_Written exercise_
Print the lines from the start of the records through the line containing "171, 900, 181]", inclusive, reproducing each one unchanged.

_Provided data_

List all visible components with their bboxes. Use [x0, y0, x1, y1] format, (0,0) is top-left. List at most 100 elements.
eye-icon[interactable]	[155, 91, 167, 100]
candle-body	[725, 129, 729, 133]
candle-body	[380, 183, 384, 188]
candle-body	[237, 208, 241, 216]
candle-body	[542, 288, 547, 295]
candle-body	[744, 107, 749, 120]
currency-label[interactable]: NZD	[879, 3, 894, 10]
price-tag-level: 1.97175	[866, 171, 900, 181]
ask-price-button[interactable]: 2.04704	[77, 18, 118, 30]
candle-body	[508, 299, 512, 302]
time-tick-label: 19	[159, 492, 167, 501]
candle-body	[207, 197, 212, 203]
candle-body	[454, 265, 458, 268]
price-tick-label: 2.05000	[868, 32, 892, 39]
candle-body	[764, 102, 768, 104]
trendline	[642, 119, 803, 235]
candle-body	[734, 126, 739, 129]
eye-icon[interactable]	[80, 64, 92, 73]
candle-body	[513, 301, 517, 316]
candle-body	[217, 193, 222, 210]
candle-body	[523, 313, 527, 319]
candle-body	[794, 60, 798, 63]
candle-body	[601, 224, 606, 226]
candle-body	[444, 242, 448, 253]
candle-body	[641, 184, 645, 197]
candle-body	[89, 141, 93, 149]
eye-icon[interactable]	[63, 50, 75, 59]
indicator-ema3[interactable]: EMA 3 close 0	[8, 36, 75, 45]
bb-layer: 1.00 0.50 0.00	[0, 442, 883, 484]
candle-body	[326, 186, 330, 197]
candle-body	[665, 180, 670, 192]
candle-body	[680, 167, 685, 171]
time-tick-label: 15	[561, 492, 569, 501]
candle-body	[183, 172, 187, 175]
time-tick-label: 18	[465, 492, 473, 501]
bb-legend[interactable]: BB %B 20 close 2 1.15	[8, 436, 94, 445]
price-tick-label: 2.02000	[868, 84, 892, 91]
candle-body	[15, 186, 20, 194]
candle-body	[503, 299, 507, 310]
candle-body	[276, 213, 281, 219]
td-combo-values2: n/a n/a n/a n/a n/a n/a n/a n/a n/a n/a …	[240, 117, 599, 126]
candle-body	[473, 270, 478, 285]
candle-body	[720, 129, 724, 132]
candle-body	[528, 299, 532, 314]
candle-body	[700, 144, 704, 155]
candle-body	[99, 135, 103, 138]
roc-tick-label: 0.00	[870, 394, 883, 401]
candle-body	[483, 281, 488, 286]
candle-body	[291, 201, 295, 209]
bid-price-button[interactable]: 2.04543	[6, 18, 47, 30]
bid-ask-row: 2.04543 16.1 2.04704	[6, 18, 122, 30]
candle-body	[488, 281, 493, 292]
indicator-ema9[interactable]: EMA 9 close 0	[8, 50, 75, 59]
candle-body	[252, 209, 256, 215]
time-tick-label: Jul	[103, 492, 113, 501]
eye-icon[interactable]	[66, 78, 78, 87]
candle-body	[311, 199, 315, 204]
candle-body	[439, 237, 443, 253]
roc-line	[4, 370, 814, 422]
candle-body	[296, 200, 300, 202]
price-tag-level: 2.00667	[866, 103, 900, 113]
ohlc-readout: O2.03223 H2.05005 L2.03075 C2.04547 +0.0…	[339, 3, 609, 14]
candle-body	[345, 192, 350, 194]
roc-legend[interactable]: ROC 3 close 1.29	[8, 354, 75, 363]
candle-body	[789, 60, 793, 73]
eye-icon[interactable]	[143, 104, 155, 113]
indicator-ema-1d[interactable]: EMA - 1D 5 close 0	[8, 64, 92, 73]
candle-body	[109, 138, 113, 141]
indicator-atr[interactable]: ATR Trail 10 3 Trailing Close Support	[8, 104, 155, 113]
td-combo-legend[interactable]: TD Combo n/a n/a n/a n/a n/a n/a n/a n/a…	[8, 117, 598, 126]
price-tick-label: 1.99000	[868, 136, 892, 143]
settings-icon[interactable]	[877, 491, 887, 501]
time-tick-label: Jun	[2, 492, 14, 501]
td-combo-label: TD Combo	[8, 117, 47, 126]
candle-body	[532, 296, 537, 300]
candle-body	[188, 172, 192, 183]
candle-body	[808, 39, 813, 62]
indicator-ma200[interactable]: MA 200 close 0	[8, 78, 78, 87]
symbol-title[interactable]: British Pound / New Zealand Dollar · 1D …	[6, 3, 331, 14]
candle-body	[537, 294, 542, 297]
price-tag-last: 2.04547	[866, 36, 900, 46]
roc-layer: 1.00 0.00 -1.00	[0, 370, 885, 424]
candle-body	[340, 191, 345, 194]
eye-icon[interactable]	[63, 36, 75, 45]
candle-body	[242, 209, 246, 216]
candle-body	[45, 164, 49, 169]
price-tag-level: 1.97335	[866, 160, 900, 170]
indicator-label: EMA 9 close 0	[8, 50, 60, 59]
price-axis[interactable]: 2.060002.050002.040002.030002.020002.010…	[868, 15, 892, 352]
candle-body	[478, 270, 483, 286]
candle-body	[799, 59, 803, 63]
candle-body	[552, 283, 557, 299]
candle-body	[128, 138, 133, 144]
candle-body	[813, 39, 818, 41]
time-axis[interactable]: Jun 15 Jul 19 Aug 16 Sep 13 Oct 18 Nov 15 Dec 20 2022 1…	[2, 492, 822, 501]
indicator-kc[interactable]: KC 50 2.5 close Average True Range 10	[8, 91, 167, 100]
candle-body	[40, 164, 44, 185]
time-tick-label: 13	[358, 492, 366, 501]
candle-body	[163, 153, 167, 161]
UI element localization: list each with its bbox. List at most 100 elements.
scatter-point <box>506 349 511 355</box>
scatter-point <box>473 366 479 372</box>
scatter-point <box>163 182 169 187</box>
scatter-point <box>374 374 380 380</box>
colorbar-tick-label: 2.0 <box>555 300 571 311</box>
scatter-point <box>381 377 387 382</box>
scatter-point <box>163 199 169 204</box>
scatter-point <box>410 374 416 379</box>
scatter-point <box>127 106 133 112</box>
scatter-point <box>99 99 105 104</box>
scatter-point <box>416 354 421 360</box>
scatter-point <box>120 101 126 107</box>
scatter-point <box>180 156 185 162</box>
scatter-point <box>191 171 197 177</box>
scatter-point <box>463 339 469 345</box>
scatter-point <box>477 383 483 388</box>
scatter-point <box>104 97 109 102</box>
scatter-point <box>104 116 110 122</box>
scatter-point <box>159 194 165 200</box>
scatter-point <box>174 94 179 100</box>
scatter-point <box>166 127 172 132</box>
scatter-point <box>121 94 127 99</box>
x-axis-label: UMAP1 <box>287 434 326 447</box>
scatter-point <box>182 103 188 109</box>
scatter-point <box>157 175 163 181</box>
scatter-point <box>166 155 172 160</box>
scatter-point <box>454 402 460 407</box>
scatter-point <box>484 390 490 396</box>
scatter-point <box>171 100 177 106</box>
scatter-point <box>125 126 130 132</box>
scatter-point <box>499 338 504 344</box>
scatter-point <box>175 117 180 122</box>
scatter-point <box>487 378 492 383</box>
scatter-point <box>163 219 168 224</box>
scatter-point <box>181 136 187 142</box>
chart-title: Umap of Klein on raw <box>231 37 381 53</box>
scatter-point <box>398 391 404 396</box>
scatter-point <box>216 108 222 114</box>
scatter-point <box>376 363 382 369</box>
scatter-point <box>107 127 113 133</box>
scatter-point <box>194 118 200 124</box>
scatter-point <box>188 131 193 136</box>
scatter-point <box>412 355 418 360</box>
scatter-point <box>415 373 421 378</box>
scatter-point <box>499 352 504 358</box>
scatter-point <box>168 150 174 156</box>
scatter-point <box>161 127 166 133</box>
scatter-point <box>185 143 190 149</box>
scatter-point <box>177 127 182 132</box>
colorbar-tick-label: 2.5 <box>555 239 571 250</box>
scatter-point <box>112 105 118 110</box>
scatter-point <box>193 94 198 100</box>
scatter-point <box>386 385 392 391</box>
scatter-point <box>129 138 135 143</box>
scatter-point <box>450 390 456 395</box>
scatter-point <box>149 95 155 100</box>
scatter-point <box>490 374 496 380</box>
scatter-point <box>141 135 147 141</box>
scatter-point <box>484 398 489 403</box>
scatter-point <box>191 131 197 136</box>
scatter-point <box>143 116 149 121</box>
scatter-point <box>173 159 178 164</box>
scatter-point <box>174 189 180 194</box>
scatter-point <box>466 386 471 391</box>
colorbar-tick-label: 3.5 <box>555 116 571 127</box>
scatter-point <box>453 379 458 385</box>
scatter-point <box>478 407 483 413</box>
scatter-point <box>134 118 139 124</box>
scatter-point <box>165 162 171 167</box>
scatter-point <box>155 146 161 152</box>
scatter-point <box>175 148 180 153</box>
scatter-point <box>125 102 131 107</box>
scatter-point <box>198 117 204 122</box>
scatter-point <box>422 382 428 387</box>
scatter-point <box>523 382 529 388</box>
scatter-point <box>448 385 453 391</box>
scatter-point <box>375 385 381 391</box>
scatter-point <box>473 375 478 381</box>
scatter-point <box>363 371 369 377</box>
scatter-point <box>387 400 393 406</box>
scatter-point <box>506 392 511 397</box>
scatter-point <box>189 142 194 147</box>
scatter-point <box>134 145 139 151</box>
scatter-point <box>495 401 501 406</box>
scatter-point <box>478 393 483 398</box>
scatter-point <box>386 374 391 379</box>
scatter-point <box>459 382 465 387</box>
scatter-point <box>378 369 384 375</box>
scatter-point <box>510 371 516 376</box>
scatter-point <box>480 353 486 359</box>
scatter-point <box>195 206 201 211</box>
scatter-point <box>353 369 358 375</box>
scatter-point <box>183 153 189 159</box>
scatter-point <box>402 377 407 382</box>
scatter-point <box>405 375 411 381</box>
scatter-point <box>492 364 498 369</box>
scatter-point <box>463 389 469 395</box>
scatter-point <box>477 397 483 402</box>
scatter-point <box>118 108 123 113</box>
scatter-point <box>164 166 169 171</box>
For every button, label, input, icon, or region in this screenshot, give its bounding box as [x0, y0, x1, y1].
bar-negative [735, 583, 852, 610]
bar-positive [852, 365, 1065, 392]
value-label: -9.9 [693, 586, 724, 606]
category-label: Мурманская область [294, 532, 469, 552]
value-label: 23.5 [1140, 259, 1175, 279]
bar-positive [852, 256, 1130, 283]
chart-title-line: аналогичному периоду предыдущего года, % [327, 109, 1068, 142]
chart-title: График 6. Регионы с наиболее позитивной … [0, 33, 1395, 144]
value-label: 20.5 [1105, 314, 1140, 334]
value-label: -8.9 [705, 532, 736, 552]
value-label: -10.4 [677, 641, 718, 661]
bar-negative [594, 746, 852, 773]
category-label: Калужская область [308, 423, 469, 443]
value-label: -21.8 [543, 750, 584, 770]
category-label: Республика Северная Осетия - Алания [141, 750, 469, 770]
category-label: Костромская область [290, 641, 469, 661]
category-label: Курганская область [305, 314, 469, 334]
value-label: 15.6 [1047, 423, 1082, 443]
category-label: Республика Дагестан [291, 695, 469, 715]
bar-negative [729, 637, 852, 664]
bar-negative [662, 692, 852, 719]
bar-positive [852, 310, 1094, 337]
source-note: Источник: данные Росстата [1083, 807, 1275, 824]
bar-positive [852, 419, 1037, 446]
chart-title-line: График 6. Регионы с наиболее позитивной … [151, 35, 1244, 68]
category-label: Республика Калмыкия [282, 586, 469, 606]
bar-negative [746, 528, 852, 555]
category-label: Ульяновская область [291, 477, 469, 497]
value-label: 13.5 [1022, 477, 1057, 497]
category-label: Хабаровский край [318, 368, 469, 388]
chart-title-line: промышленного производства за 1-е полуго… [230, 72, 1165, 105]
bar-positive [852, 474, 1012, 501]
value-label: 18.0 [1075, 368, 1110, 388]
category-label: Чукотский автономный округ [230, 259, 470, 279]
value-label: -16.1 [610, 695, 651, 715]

_Output_
List all visible components with their bboxes. Use [x0, y0, x1, y1] format, (0,0) is top-left. List at most 100 elements.
eye-icon[interactable]	[155, 91, 167, 100]
candle-body	[725, 129, 729, 133]
candle-body	[380, 183, 384, 188]
candle-body	[237, 208, 241, 216]
candle-body	[542, 288, 547, 295]
candle-body	[744, 107, 749, 120]
currency-label[interactable]: NZD	[879, 3, 894, 10]
price-tag-level: 1.97175	[866, 171, 900, 181]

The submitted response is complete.